• Problem to solve: In the entries, find all lines that hold the word "dezvoltare" and copy them.

** start Exercise inputs **

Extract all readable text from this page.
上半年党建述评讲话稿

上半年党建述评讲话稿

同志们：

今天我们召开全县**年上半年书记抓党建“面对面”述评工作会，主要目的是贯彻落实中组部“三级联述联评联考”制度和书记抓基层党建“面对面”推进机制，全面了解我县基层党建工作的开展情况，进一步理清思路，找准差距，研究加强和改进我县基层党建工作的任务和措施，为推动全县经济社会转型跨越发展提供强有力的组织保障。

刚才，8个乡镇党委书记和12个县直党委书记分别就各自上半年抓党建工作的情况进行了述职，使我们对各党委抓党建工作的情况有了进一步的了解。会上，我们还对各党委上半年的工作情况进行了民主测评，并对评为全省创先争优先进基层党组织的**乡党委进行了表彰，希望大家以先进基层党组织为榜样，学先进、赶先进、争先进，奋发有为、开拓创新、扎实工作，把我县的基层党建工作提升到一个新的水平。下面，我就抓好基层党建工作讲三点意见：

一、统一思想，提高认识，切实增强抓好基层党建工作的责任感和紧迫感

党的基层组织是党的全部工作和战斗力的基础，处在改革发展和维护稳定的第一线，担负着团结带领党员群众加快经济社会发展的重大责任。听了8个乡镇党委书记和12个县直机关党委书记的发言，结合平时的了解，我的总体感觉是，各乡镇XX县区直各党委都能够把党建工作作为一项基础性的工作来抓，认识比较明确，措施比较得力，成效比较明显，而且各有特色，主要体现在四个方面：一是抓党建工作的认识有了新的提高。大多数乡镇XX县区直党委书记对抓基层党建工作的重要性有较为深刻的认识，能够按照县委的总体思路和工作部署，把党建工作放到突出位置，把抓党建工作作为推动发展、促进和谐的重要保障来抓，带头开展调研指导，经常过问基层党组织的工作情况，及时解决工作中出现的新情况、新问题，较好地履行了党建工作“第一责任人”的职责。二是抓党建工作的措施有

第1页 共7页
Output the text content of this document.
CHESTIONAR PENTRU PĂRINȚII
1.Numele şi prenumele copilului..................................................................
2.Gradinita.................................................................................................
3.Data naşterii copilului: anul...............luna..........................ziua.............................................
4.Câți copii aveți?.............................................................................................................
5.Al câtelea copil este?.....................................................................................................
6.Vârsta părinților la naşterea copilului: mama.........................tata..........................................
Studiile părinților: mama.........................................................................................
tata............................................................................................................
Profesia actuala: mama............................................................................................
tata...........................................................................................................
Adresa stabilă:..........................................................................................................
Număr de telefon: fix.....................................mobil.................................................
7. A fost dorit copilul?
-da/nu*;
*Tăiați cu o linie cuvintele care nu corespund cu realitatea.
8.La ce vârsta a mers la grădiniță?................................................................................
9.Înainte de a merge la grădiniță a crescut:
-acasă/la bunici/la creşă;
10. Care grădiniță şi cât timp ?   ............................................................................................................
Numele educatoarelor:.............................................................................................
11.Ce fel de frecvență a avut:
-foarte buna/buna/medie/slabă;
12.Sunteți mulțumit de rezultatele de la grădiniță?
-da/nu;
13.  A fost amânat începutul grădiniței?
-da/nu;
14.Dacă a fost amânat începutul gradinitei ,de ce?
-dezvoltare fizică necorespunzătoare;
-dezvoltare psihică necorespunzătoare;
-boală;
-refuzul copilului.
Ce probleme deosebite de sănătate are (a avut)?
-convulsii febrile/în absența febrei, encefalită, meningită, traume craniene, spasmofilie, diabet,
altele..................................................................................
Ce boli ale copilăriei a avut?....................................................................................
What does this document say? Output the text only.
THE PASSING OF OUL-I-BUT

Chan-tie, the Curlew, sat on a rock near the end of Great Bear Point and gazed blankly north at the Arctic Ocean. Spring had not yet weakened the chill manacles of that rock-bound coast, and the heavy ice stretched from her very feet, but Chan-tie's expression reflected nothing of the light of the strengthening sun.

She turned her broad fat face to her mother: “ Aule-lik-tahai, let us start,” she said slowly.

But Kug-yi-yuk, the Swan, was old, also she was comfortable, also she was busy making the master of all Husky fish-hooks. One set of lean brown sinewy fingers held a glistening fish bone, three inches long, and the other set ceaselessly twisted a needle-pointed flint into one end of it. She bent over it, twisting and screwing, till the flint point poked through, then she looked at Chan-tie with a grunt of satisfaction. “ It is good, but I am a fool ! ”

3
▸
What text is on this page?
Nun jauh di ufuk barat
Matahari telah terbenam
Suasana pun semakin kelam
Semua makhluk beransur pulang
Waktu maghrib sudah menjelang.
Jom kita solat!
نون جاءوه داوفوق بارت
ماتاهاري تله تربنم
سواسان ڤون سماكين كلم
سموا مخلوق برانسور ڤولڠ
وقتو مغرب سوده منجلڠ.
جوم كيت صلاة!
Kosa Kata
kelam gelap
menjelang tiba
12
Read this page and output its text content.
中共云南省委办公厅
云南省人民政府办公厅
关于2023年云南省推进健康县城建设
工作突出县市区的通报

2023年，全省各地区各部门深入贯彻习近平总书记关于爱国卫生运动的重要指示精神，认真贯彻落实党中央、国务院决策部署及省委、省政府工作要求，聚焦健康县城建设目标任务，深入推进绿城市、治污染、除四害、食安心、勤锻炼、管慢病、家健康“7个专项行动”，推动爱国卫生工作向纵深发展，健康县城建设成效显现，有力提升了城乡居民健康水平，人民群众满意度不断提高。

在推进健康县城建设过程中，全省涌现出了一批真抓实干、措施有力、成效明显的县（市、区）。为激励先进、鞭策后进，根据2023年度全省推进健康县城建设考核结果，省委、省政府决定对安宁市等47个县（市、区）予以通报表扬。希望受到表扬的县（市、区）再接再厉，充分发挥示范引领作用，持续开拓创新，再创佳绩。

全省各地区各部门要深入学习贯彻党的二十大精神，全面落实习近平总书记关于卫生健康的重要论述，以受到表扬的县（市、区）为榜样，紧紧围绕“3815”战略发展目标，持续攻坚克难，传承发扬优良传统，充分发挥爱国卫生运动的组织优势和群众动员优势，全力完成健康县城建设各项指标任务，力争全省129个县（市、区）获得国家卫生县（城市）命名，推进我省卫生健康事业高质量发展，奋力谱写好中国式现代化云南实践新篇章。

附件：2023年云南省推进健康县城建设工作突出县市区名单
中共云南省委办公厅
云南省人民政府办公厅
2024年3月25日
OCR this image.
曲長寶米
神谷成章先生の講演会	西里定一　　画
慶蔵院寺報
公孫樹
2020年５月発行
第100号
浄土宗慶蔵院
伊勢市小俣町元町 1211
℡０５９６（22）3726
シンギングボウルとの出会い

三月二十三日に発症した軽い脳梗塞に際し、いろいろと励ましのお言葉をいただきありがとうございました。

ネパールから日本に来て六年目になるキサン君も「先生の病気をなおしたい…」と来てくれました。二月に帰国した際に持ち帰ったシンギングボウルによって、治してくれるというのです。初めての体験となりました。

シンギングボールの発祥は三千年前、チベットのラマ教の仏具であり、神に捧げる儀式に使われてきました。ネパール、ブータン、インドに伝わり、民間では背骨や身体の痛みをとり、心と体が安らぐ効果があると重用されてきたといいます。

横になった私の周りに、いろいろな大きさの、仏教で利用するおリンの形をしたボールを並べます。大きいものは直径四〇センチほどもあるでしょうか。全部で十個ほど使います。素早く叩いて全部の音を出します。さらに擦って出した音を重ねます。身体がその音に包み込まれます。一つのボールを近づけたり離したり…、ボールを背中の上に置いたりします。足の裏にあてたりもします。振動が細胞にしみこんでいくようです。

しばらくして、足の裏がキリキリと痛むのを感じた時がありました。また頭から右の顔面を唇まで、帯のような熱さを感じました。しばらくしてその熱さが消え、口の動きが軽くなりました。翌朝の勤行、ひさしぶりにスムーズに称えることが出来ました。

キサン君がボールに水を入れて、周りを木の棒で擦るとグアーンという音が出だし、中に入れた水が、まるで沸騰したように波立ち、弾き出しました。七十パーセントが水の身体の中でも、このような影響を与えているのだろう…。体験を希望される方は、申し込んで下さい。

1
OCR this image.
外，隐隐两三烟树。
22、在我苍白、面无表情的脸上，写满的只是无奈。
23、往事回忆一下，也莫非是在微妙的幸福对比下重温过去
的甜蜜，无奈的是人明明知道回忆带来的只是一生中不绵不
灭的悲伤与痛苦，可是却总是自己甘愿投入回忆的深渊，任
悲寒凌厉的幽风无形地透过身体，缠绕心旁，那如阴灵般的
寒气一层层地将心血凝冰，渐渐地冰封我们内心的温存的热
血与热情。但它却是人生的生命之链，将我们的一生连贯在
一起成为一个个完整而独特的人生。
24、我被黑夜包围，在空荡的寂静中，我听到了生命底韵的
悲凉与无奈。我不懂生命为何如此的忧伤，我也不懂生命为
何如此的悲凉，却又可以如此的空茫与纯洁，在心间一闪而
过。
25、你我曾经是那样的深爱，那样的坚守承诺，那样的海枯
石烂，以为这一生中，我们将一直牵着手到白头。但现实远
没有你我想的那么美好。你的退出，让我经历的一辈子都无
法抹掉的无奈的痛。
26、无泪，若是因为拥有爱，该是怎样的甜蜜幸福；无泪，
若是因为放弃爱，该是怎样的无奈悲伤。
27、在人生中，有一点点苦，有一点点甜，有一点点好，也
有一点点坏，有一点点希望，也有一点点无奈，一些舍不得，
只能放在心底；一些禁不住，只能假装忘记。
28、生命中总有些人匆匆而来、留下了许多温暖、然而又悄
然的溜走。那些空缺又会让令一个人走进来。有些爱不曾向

** end Exercise inputs **

• Expected output:
-dezvoltare fizică necorespunzătoare;
-dezvoltare psihică necorespunzătoare;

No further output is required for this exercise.